-- DATA IN THIS EXERCISE follows --
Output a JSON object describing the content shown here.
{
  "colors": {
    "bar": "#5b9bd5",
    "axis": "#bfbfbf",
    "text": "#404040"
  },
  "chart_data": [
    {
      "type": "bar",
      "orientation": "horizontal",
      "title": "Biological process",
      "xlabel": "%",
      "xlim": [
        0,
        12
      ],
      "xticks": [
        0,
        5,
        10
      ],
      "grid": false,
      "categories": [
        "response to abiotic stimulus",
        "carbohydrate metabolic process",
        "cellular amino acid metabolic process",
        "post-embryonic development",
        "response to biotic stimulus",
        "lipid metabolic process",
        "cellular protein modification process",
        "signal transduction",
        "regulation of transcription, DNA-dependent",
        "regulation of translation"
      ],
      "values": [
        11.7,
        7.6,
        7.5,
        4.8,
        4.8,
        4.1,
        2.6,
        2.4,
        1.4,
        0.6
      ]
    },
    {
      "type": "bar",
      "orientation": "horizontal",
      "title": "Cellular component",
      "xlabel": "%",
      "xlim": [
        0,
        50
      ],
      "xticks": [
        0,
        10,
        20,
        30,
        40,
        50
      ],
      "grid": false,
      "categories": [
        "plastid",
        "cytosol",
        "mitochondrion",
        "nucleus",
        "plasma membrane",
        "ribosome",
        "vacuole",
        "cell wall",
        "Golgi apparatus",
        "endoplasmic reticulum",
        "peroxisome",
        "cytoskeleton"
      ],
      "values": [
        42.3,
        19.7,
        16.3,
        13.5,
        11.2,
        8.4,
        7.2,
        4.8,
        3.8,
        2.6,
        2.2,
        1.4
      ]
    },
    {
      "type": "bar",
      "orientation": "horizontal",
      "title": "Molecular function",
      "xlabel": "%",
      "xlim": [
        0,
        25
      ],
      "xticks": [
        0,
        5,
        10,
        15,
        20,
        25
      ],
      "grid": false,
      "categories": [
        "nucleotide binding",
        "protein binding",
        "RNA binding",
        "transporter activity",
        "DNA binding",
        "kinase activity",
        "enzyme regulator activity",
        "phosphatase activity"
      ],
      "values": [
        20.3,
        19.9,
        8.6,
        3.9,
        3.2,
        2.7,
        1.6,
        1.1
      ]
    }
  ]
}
-- DATA IN THIS EXERCISE concluded --
EXERCISE AIM
Filter these records, keeping every line where the word "metabolic" occurs.

OUTPUT FOR THIS EXERCISE
        "carbohydrate metabolic process",
        "cellular amino acid metabolic process",
        "lipid metabolic process",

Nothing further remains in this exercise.